Set task: Copy the full set of lines exactly as given.
========
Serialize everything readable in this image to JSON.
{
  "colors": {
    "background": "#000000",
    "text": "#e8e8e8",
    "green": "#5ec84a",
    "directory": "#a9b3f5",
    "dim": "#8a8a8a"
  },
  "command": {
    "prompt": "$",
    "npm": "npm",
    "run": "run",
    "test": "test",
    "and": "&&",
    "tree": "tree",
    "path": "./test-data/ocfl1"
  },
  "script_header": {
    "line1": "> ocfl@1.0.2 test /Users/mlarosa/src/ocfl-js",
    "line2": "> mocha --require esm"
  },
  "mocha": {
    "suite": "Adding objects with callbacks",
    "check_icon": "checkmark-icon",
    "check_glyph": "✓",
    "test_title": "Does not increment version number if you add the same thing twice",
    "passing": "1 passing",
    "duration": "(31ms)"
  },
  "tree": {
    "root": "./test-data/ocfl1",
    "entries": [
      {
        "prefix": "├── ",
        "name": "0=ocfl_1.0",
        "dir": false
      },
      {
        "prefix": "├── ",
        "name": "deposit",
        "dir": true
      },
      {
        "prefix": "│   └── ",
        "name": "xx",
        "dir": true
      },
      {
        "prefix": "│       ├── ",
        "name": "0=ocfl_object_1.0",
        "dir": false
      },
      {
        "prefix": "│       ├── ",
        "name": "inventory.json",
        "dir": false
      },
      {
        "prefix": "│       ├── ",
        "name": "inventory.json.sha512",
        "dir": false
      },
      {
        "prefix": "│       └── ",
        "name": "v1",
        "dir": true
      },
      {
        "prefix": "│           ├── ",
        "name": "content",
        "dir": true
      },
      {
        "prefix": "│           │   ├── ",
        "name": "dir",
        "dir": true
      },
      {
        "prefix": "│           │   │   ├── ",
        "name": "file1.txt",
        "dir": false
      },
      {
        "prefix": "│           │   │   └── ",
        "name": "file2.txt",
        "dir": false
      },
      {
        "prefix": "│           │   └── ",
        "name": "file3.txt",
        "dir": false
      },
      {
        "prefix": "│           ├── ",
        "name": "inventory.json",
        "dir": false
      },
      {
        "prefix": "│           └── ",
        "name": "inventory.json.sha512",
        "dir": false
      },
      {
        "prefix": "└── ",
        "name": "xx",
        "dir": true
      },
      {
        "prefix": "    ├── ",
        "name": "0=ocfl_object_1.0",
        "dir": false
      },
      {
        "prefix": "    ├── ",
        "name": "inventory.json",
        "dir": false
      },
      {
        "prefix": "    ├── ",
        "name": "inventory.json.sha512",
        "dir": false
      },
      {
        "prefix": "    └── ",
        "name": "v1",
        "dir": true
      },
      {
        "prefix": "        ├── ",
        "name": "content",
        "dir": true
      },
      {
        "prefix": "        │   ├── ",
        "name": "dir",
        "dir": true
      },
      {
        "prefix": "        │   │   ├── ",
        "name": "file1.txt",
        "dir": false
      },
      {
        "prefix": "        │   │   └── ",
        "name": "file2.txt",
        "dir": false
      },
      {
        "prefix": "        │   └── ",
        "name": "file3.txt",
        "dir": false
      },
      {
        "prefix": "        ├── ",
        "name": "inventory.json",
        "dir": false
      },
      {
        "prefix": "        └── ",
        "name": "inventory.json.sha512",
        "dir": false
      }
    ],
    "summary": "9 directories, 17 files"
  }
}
========
Correct output:
Serialize everything readable in this image to JSON.
{
  "colors": {
    "background": "#000000",
    "text": "#e8e8e8",
    "green": "#5ec84a",
    "directory": "#a9b3f5",
    "dim": "#8a8a8a"
  },
  "command": {
    "prompt": "$",
    "npm": "npm",
    "run": "run",
    "test": "test",
    "and": "&&",
    "tree": "tree",
    "path": "./test-data/ocfl1"
  },
  "script_header": {
    "line1": "> ocfl@1.0.2 test /Users/mlarosa/src/ocfl-js",
    "line2": "> mocha --require esm"
  },
  "mocha": {
    "suite": "Adding objects with callbacks",
    "check_icon": "checkmark-icon",
    "check_glyph": "✓",
    "test_title": "Does not increment version number if you add the same thing twice",
    "passing": "1 passing",
    "duration": "(31ms)"
  },
  "tree": {
    "root": "./test-data/ocfl1",
    "entries": [
      {
        "prefix": "├── ",
        "name": "0=ocfl_1.0",
        "dir": false
      },
      {
        "prefix": "├── ",
        "name": "deposit",
        "dir": true
      },
      {
        "prefix": "│   └── ",
        "name": "xx",
        "dir": true
      },
      {
        "prefix": "│       ├── ",
        "name": "0=ocfl_object_1.0",
        "dir": false
      },
      {
        "prefix": "│       ├── ",
        "name": "inventory.json",
        "dir": false
      },
      {
        "prefix": "│       ├── ",
        "name": "inventory.json.sha512",
        "dir": false
      },
      {
        "prefix": "│       └── ",
        "name": "v1",
        "dir": true
      },
      {
        "prefix": "│           ├── ",
        "name": "content",
        "dir": true
      },
      {
        "prefix": "│           │   ├── ",
        "name": "dir",
        "dir": true
      },
      {
        "prefix": "│           │   │   ├── ",
        "name": "file1.txt",
        "dir": false
      },
      {
        "prefix": "│           │   │   └── ",
        "name": "file2.txt",
        "dir": false
      },
      {
        "prefix": "│           │   └── ",
        "name": "file3.txt",
        "dir": false
      },
      {
        "prefix": "│           ├── ",
        "name": "inventory.json",
        "dir": false
      },
      {
        "prefix": "│           └── ",
        "name": "inventory.json.sha512",
        "dir": false
      },
      {
        "prefix": "└── ",
        "name": "xx",
        "dir": true
      },
      {
        "prefix": "    ├── ",
        "name": "0=ocfl_object_1.0",
        "dir": false
      },
      {
        "prefix": "    ├── ",
        "name": "inventory.json",
        "dir": false
      },
      {
        "prefix": "    ├── ",
        "name": "inventory.json.sha512",
        "dir": false
      },
      {
        "prefix": "    └── ",
        "name": "v1",
        "dir": true
      },
      {
        "prefix": "        ├── ",
        "name": "content",
        "dir": true
      },
      {
        "prefix": "        │   ├── ",
        "name": "dir",
        "dir": true
      },
      {
        "prefix": "        │   │   ├── ",
        "name": "file1.txt",
        "dir": false
      },
      {
        "prefix": "        │   │   └── ",
        "name": "file2.txt",
        "dir": false
      },
      {
        "prefix": "        │   └── ",
        "name": "file3.txt",
        "dir": false
      },
      {
        "prefix": "        ├── ",
        "name": "inventory.json",
        "dir": false
      },
      {
        "prefix": "        └── ",
        "name": "inventory.json.sha512",
        "dir": false
      }
    ],
    "summary": "9 directories, 17 files"
  }
}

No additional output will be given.